# INSTRUCTIONS TO FOLLOW
Everything from the line that holds "What text is on this page?" through the end of the data below should be output exactly, both ends included.

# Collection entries
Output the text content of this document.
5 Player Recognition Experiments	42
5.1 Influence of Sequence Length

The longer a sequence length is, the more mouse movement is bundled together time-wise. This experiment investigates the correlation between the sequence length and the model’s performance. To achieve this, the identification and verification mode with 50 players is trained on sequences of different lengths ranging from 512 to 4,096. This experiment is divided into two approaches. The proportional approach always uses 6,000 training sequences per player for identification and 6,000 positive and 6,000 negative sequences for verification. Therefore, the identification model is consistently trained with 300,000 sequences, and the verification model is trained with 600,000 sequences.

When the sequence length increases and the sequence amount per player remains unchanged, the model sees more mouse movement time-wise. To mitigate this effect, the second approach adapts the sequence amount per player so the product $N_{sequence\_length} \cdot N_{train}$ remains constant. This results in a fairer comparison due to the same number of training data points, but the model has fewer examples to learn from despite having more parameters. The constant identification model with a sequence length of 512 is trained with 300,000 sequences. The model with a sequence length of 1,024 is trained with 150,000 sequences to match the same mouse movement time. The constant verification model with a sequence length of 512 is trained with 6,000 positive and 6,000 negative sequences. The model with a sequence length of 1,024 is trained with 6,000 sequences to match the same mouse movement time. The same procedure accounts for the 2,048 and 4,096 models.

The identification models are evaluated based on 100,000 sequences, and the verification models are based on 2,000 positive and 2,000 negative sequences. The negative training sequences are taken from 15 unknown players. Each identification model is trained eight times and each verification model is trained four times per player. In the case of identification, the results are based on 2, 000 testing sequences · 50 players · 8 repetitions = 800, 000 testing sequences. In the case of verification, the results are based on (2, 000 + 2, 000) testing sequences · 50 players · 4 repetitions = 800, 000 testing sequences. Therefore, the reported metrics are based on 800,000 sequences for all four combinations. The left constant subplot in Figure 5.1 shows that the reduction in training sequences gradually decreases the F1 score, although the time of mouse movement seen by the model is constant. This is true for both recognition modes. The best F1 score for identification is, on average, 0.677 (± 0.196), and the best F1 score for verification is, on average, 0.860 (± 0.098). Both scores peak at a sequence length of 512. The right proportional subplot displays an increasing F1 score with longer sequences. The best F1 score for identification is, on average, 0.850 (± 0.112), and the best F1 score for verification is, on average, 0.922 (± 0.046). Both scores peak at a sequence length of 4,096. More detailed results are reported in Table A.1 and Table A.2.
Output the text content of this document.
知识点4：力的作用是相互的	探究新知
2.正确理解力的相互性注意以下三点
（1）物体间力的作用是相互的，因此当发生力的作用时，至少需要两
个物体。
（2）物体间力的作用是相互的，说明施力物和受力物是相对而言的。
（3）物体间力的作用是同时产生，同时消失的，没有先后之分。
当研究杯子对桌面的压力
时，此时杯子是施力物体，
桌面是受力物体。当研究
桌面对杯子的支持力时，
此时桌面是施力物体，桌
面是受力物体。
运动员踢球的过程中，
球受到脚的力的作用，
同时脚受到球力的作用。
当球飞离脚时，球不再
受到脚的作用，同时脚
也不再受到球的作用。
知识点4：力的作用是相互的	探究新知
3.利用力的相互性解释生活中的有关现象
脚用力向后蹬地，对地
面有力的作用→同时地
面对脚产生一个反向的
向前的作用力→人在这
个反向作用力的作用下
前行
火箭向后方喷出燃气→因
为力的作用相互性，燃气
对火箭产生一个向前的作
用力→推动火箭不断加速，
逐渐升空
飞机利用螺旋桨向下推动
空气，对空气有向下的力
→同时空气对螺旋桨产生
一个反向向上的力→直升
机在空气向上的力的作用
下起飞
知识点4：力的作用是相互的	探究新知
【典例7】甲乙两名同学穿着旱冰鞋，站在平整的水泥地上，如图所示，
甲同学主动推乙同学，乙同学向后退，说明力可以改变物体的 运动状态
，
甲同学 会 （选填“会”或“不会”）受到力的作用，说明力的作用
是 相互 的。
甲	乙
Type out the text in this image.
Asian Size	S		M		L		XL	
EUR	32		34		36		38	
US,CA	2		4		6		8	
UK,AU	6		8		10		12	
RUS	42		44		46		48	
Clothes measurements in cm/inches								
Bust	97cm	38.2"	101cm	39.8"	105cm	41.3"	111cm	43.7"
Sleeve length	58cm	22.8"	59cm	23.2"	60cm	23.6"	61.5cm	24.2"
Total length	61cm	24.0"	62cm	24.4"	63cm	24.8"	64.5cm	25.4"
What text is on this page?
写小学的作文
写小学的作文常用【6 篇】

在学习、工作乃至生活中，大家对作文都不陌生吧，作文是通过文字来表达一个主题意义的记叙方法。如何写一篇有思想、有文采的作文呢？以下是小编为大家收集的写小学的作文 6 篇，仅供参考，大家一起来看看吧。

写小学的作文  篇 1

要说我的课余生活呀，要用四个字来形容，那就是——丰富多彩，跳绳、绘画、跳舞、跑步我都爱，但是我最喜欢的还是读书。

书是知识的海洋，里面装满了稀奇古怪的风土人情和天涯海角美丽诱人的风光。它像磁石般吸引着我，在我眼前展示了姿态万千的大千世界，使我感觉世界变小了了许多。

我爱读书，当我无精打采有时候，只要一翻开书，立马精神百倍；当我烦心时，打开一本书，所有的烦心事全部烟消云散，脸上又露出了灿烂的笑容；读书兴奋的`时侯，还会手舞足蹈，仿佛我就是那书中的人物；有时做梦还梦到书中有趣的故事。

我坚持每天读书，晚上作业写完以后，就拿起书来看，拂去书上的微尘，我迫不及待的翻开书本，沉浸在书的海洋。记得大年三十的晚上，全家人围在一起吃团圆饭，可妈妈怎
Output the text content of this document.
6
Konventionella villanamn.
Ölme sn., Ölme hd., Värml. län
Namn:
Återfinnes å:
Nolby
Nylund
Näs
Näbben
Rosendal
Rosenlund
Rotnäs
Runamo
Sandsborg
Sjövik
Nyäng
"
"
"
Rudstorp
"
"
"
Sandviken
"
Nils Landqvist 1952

# RESULT BELOW
What text is on this page?
写小学的作文
写小学的作文常用【6 篇】

在学习、工作乃至生活中，大家对作文都不陌生吧，作文是通过文字来表达一个主题意义的记叙方法。如何写一篇有思想、有文采的作文呢？以下是小编为大家收集的写小学的作文 6 篇，仅供参考，大家一起来看看吧。

写小学的作文  篇 1

要说我的课余生活呀，要用四个字来形容，那就是——丰富多彩，跳绳、绘画、跳舞、跑步我都爱，但是我最喜欢的还是读书。

书是知识的海洋，里面装满了稀奇古怪的风土人情和天涯海角美丽诱人的风光。它像磁石般吸引着我，在我眼前展示了姿态万千的大千世界，使我感觉世界变小了了许多。

我爱读书，当我无精打采有时候，只要一翻开书，立马精神百倍；当我烦心时，打开一本书，所有的烦心事全部烟消云散，脸上又露出了灿烂的笑容；读书兴奋的`时侯，还会手舞足蹈，仿佛我就是那书中的人物；有时做梦还梦到书中有趣的故事。

我坚持每天读书，晚上作业写完以后，就拿起书来看，拂去书上的微尘，我迫不及待的翻开书本，沉浸在书的海洋。记得大年三十的晚上，全家人围在一起吃团圆饭，可妈妈怎
Output the text content of this document.
6
Konventionella villanamn.
Ölme sn., Ölme hd., Värml. län
Namn:
Återfinnes å:
Nolby
Nylund
Näs
Näbben
Rosendal
Rosenlund
Rotnäs
Runamo
Sandsborg
Sjövik
Nyäng
"
"
"
Rudstorp
"
"
"
Sandviken
"
Nils Landqvist 1952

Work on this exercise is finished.